- _Task description_: Keep only the lines of the listing that include the word "FWHM", and copy them.

- _Information supplied_:

begin

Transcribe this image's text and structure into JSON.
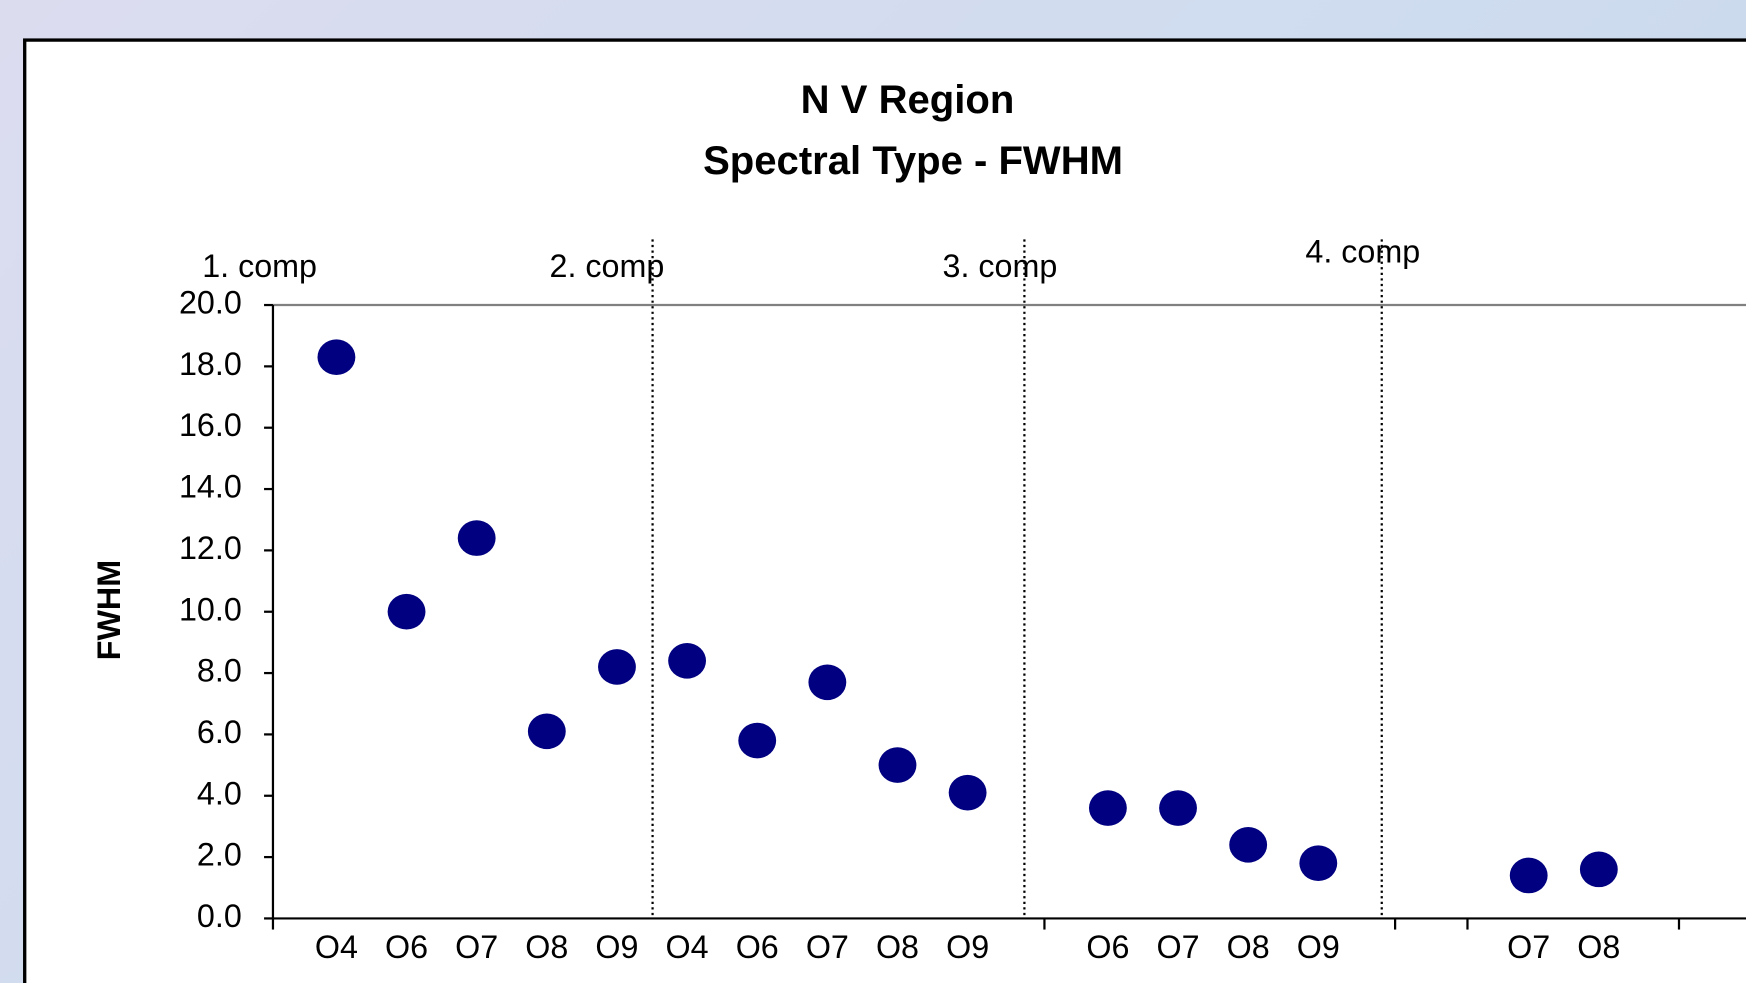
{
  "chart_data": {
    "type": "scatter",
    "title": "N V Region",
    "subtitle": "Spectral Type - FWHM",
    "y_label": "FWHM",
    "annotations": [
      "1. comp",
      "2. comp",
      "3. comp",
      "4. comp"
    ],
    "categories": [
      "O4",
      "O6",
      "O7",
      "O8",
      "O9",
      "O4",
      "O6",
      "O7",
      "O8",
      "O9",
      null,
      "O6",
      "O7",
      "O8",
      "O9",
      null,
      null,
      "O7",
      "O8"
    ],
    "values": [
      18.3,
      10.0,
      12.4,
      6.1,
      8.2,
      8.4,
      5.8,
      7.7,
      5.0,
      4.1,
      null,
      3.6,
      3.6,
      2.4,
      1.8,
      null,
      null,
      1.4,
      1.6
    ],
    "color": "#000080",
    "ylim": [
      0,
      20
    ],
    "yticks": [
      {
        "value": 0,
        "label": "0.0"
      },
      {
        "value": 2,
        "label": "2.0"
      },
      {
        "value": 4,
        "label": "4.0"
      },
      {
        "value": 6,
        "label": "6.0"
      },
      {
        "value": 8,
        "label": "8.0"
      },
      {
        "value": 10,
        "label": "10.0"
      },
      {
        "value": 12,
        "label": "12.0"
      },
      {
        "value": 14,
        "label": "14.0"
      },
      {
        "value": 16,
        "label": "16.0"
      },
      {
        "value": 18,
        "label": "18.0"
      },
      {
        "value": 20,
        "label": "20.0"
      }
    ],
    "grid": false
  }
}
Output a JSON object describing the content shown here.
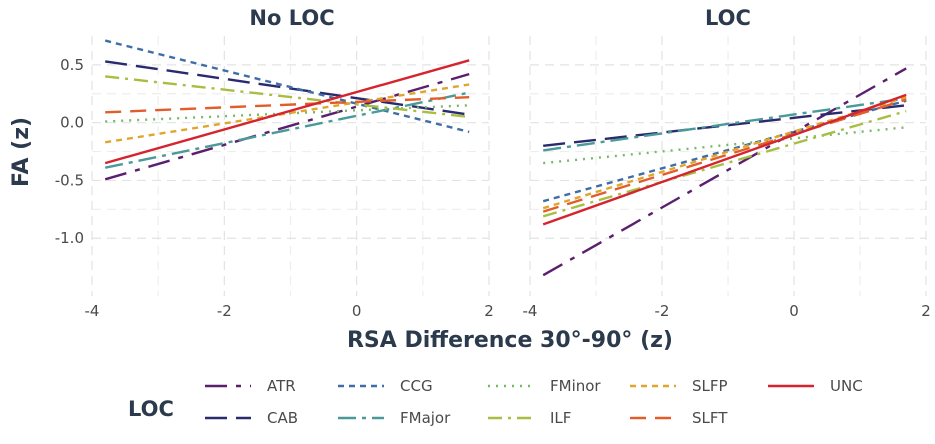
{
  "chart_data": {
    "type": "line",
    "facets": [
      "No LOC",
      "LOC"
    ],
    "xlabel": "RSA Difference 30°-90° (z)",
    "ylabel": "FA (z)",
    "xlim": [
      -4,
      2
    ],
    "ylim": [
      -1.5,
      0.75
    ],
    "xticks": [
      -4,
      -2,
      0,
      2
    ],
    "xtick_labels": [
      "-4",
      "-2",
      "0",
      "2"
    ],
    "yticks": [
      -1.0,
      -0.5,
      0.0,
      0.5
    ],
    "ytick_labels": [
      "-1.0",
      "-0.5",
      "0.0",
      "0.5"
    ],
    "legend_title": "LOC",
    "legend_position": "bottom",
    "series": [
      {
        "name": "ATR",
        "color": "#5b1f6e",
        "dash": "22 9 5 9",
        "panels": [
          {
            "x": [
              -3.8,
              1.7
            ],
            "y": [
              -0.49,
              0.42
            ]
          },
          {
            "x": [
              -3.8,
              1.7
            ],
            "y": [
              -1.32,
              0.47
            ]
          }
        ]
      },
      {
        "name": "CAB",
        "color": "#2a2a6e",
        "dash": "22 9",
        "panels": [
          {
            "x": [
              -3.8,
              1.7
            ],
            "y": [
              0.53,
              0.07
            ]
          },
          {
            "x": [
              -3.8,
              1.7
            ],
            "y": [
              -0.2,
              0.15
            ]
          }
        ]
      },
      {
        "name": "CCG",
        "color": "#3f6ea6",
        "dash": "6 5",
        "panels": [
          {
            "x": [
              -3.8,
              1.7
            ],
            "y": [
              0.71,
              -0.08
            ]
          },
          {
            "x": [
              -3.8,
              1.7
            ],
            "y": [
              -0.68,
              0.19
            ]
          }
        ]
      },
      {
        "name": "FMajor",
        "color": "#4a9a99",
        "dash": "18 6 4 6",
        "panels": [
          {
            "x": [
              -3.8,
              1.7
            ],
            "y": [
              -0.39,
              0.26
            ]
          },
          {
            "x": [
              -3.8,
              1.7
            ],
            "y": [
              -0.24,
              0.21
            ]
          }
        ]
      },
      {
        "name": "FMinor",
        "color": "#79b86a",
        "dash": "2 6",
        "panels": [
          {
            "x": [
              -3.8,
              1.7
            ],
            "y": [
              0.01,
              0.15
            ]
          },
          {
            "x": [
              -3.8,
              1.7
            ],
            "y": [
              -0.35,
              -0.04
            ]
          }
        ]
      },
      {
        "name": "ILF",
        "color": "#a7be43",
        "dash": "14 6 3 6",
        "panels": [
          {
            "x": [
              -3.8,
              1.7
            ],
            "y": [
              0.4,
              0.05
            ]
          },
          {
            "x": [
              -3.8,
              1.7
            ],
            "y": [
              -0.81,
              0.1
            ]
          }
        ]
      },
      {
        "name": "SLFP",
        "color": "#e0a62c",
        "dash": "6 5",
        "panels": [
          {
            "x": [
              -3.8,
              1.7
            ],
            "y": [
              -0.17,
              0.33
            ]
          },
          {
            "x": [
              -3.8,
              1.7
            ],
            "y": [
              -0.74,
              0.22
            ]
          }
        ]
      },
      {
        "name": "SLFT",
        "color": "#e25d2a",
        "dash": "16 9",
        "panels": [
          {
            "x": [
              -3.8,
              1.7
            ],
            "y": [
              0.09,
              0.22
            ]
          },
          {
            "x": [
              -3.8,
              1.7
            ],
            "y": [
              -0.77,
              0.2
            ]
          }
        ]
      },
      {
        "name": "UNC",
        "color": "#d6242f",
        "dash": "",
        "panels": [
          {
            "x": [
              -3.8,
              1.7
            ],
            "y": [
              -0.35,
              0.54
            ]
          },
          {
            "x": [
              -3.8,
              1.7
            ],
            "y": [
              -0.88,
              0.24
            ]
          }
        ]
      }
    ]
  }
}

end
begin

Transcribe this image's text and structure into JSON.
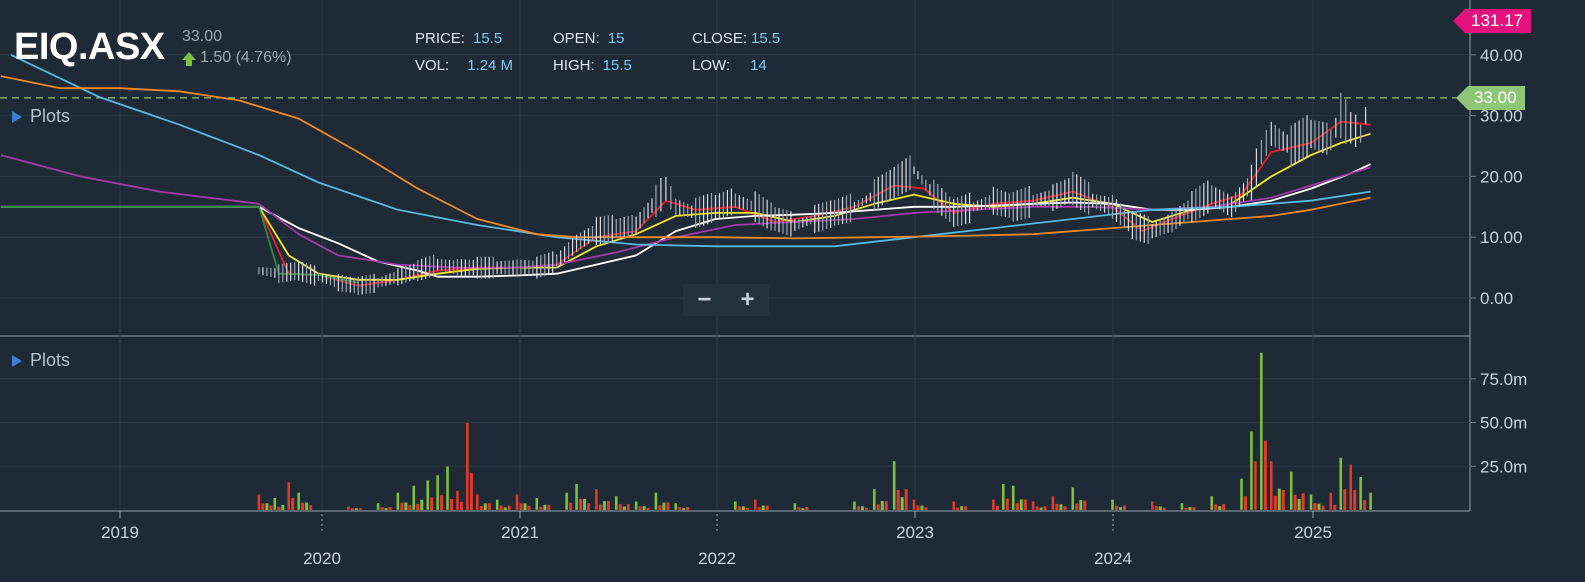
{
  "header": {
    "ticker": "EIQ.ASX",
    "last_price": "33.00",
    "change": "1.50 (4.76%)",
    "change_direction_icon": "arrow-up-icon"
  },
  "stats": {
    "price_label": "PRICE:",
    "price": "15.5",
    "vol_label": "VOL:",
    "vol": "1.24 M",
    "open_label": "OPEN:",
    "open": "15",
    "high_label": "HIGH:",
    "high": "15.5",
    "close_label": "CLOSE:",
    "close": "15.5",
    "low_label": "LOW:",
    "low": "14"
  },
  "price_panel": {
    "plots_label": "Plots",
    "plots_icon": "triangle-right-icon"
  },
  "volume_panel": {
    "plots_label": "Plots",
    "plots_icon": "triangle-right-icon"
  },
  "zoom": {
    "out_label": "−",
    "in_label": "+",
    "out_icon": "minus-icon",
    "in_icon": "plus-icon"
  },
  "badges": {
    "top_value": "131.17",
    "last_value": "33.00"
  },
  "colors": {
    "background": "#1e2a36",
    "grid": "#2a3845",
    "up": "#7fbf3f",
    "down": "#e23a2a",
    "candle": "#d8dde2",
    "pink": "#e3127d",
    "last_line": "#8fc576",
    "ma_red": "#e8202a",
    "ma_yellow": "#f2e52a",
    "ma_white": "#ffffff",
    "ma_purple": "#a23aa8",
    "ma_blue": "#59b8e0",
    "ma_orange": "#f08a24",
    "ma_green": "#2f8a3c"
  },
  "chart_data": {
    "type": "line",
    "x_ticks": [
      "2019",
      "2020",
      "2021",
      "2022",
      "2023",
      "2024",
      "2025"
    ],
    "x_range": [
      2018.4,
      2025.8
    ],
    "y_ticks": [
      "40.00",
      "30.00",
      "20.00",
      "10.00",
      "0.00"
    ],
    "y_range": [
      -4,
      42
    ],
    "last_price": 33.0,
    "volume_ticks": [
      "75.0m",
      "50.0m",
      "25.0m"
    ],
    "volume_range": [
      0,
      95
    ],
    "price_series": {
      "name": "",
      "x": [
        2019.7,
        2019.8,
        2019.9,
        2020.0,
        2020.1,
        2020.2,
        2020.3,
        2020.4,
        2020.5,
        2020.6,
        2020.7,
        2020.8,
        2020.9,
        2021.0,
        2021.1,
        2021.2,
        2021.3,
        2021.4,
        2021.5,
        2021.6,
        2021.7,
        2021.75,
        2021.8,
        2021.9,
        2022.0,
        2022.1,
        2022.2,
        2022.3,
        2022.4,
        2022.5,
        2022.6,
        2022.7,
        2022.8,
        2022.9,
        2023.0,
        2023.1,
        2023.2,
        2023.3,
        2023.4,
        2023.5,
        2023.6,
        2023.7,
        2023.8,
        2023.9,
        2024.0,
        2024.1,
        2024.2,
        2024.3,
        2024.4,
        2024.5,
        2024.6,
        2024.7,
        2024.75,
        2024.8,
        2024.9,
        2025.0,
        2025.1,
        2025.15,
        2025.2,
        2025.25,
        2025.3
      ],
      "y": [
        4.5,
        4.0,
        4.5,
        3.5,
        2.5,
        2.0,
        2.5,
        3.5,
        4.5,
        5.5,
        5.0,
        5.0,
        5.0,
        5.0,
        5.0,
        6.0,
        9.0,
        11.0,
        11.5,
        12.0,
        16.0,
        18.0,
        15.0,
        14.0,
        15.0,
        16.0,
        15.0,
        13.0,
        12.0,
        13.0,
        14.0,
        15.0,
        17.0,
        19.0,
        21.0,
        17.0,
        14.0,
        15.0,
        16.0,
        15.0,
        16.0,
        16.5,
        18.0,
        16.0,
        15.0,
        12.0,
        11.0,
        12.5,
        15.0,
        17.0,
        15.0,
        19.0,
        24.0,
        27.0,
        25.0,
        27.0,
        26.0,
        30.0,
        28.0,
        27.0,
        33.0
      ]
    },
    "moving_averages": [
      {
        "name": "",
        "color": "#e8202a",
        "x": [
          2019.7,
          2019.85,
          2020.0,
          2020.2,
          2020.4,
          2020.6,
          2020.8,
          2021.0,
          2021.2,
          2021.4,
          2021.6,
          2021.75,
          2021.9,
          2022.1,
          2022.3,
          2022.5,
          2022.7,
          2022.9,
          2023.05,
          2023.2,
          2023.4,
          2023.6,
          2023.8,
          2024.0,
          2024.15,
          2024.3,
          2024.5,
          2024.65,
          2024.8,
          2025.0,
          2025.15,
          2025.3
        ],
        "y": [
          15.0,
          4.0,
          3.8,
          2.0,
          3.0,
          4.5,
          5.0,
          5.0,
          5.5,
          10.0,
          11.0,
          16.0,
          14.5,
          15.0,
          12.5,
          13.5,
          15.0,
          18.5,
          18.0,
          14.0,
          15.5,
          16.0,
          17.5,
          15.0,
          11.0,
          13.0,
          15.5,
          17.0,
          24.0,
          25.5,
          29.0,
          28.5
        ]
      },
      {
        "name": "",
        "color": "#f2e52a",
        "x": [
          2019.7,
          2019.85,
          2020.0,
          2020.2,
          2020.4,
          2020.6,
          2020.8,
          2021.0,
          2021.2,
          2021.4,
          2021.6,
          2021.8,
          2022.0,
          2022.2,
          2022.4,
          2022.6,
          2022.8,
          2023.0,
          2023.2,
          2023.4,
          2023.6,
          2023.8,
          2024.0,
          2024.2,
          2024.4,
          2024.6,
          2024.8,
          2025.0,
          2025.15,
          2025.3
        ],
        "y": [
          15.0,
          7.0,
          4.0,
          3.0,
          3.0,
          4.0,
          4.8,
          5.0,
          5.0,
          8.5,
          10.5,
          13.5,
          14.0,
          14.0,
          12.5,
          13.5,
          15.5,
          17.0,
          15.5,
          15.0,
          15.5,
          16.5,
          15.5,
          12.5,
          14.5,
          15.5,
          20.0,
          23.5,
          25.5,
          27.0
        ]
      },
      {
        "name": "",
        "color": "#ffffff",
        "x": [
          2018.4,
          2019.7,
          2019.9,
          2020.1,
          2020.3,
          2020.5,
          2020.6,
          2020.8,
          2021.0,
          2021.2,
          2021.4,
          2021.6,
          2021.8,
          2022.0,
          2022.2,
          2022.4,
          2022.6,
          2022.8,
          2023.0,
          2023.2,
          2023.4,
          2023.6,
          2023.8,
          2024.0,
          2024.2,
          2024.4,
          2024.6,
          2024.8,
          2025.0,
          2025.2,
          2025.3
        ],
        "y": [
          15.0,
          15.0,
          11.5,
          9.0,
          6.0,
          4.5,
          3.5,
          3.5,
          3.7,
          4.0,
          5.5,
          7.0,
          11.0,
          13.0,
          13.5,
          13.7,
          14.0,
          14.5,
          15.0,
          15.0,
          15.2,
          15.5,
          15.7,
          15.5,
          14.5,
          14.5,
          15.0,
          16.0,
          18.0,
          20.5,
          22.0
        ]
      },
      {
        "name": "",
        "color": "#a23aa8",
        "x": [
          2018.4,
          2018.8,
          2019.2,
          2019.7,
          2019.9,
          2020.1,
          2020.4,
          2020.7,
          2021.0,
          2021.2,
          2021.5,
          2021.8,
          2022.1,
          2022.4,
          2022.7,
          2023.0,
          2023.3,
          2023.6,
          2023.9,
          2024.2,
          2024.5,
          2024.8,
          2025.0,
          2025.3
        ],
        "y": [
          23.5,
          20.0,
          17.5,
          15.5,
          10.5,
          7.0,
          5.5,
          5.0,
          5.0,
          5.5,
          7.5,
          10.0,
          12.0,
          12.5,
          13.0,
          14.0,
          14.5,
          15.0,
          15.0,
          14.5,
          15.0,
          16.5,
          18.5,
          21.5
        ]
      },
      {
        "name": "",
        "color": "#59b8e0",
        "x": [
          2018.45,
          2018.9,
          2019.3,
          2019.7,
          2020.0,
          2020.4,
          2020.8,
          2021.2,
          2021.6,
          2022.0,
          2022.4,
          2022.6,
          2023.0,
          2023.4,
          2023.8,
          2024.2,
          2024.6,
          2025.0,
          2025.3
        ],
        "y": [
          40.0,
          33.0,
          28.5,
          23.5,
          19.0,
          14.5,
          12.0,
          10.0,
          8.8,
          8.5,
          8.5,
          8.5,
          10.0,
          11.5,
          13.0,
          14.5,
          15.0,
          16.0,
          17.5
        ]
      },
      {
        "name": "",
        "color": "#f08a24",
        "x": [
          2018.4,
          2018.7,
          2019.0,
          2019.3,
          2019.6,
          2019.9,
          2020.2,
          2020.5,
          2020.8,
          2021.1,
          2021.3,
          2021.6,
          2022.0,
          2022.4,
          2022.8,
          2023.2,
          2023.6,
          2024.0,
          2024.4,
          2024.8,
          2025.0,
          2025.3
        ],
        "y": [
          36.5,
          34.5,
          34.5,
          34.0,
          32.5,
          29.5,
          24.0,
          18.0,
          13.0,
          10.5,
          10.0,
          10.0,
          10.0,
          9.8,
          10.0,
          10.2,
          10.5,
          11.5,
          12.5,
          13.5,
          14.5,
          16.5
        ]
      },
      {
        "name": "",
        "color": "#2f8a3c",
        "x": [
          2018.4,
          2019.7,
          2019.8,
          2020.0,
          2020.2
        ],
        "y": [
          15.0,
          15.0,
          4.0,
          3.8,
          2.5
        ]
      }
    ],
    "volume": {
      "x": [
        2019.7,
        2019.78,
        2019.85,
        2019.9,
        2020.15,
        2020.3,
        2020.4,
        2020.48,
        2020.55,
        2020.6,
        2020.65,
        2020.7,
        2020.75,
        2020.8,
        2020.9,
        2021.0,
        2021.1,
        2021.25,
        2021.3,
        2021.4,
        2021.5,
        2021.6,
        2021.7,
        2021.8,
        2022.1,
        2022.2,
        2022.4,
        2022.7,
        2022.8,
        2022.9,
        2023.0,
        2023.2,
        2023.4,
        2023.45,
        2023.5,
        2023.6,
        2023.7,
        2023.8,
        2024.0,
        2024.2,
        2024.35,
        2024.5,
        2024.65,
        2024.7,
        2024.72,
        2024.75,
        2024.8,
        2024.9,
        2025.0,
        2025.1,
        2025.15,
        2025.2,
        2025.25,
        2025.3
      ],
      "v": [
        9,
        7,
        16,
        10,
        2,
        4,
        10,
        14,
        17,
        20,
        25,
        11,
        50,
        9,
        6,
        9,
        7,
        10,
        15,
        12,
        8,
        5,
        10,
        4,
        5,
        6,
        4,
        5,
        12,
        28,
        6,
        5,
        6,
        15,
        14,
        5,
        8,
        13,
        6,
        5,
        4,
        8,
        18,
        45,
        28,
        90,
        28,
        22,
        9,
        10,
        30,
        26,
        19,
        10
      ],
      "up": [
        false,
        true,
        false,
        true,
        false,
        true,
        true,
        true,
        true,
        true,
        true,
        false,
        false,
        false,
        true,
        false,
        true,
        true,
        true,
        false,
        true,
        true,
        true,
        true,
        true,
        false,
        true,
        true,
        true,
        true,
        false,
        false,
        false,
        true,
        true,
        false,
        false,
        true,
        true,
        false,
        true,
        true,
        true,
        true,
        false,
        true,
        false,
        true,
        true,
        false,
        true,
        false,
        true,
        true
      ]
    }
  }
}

end
begin

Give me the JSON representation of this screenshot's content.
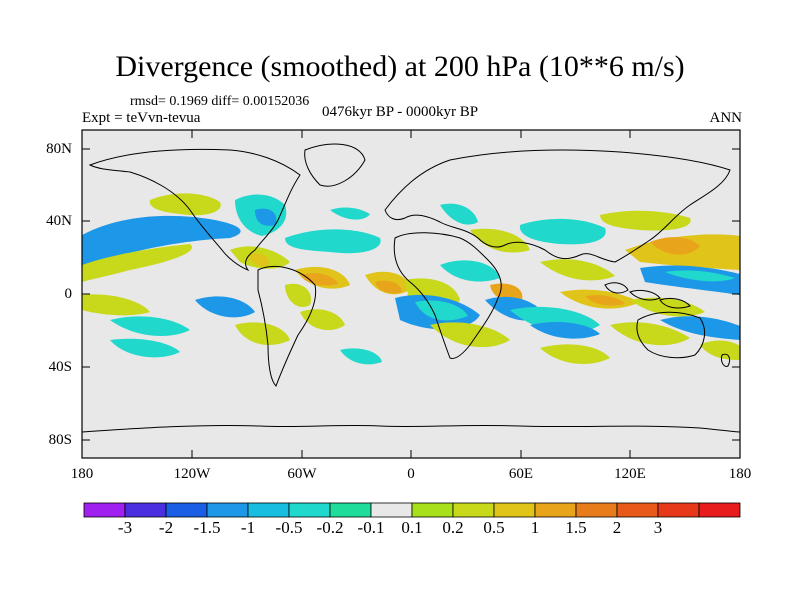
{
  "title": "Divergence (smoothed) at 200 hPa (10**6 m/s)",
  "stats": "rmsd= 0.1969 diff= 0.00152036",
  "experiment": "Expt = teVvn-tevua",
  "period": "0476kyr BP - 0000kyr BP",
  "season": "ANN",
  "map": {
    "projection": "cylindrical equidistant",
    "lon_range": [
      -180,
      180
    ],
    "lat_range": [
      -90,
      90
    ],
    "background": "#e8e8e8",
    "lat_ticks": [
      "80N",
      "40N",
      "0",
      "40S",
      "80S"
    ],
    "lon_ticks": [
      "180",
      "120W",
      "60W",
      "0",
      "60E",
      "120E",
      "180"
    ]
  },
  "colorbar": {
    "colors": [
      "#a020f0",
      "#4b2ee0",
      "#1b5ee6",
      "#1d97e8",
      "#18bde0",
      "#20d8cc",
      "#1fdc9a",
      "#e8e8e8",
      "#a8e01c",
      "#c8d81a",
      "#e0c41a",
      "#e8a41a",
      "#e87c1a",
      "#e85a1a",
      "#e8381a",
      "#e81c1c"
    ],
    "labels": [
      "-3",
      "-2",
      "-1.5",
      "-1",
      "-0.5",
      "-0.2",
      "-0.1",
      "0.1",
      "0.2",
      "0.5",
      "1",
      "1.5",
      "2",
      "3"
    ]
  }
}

end

- _Result of this exercise_:
    "subtitle": "Spectral Type - FWHM",
    "y_label": "FWHM",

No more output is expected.